• TO DO
Reproduce each line from the records that holds "mice".

• SUPPLIED DATA
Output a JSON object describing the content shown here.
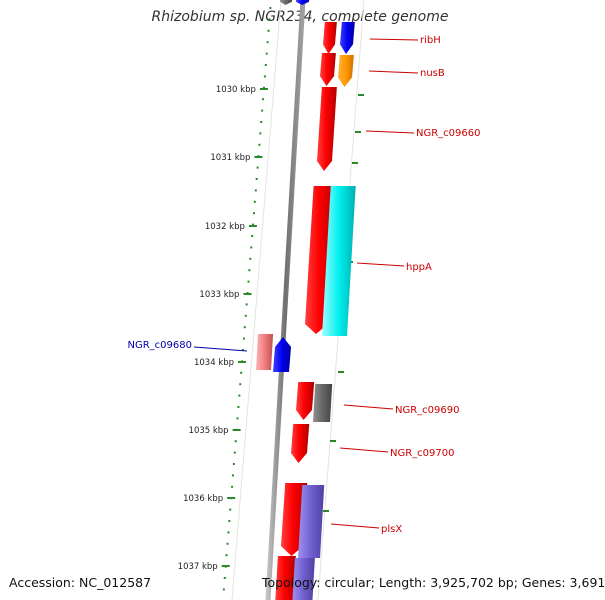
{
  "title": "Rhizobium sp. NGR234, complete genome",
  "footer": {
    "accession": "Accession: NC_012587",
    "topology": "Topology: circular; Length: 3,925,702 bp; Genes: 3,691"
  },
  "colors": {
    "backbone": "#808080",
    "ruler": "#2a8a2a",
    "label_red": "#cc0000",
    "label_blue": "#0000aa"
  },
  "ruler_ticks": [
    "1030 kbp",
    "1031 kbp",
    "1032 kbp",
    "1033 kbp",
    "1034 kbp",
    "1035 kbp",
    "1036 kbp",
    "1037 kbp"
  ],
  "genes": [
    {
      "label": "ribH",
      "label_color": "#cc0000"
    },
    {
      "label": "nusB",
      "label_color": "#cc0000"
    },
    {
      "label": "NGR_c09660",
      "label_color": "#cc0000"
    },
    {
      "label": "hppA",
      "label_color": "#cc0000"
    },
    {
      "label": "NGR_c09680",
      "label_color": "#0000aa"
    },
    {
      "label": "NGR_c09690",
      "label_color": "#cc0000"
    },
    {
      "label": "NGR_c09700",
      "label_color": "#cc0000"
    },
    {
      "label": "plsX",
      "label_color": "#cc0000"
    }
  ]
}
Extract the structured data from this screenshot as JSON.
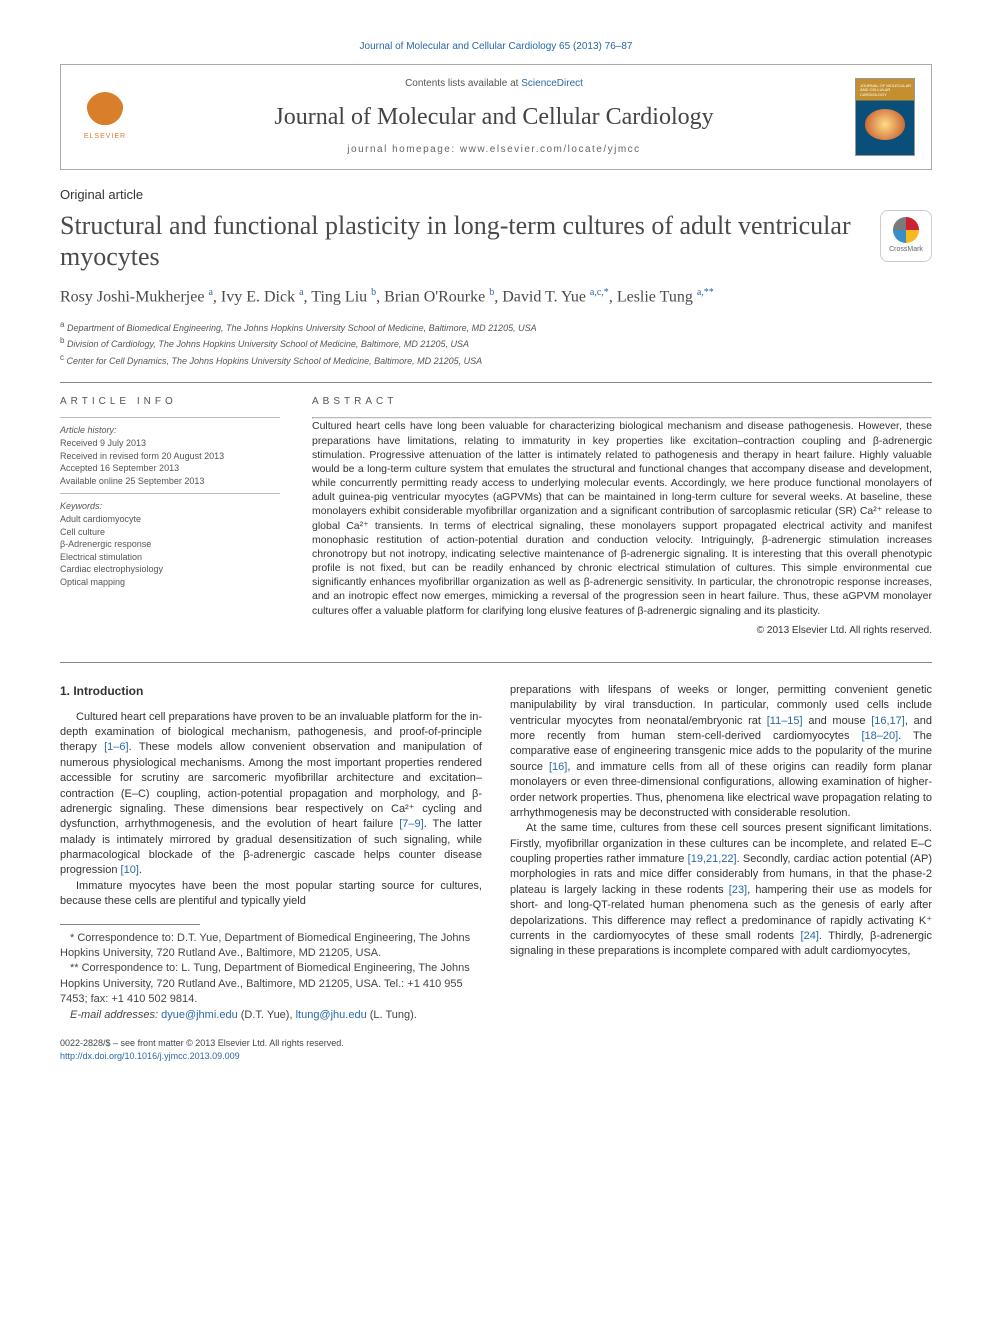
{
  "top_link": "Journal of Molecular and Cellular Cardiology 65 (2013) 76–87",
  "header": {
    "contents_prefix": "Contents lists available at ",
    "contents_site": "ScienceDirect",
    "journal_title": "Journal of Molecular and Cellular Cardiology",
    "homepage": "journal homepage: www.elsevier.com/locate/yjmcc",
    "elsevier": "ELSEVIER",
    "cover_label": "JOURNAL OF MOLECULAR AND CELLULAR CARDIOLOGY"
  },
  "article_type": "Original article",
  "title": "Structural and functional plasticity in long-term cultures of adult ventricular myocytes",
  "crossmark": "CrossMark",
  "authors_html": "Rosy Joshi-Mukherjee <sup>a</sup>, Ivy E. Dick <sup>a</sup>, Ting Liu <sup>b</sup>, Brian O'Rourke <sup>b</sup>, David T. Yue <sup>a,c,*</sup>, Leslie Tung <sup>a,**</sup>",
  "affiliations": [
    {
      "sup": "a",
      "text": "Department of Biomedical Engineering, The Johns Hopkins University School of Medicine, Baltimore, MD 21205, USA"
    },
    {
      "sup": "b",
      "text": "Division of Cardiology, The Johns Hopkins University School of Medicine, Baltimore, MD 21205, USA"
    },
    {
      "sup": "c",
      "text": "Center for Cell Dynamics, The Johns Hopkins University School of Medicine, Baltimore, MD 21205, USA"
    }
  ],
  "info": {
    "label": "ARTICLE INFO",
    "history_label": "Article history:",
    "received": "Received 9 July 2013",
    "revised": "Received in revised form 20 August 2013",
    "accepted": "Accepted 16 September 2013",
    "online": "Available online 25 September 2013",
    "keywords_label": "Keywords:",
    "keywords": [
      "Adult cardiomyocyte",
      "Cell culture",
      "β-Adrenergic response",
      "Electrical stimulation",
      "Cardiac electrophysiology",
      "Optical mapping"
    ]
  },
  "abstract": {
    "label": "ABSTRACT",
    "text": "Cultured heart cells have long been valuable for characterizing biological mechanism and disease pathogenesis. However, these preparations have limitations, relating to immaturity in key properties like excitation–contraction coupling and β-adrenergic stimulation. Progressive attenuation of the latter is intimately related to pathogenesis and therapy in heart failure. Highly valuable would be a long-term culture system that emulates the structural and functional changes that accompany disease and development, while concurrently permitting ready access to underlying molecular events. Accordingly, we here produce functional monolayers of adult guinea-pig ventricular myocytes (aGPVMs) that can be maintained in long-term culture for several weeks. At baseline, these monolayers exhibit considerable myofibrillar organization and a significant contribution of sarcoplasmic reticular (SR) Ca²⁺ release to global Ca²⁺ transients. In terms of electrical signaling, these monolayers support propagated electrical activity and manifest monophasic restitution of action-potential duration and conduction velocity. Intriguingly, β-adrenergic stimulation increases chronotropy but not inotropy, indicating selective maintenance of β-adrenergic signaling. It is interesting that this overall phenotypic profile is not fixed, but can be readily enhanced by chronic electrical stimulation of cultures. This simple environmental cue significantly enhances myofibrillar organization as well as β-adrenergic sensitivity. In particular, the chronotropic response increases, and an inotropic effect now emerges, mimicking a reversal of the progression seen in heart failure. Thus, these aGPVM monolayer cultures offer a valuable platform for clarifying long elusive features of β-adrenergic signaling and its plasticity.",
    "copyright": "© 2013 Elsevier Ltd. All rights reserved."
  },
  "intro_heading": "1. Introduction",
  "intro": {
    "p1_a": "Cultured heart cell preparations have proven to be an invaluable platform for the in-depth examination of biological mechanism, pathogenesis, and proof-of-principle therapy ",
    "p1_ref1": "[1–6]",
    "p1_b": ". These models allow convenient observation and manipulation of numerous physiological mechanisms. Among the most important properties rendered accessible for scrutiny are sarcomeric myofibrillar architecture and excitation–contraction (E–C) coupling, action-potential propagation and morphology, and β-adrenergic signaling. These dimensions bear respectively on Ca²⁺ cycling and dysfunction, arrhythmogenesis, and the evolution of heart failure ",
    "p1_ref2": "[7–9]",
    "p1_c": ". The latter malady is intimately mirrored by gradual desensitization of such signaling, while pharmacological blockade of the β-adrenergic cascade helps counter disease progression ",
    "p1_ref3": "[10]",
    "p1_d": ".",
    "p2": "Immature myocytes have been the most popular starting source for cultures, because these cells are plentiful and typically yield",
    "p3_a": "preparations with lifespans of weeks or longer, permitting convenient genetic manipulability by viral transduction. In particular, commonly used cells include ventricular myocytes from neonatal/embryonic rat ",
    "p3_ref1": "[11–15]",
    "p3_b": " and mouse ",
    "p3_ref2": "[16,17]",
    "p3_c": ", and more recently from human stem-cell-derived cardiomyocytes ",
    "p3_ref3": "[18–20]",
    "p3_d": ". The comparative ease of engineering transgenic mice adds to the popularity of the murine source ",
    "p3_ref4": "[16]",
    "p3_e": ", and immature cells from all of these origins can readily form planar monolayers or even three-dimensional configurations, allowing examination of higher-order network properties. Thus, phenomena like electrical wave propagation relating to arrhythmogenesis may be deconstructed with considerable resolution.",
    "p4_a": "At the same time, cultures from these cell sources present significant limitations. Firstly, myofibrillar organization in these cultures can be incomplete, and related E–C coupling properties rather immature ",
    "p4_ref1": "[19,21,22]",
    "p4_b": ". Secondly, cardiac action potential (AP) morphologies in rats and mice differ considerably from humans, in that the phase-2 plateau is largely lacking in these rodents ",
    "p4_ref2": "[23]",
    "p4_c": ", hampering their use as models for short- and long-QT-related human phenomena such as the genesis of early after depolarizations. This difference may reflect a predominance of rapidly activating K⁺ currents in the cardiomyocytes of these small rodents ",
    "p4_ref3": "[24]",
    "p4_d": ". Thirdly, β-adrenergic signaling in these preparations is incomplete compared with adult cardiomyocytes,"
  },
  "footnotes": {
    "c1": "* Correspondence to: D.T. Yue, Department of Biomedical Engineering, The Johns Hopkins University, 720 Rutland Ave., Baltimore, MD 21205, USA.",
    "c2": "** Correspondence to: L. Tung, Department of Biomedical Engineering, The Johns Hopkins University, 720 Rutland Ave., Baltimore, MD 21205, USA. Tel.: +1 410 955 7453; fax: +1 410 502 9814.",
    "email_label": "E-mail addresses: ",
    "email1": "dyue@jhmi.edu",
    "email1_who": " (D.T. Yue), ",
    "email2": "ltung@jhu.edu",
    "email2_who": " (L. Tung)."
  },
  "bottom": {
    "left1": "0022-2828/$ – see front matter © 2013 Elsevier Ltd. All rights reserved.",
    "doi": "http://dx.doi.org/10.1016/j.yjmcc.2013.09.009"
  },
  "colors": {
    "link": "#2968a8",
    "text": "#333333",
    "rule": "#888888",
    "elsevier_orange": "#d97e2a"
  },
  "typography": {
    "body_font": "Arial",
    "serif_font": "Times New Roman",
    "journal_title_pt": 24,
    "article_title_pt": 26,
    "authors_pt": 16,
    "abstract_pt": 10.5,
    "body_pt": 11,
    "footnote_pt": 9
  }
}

• THE COMPLETED TASK
    "p3_d": ". The comparative ease of engineering transgenic mice adds to the popularity of the murine source ",
    "p4_b": ". Secondly, cardiac action potential (AP) morphologies in rats and mice differ considerably from humans, in that the phase-2 plateau is largely lacking in these rodents ",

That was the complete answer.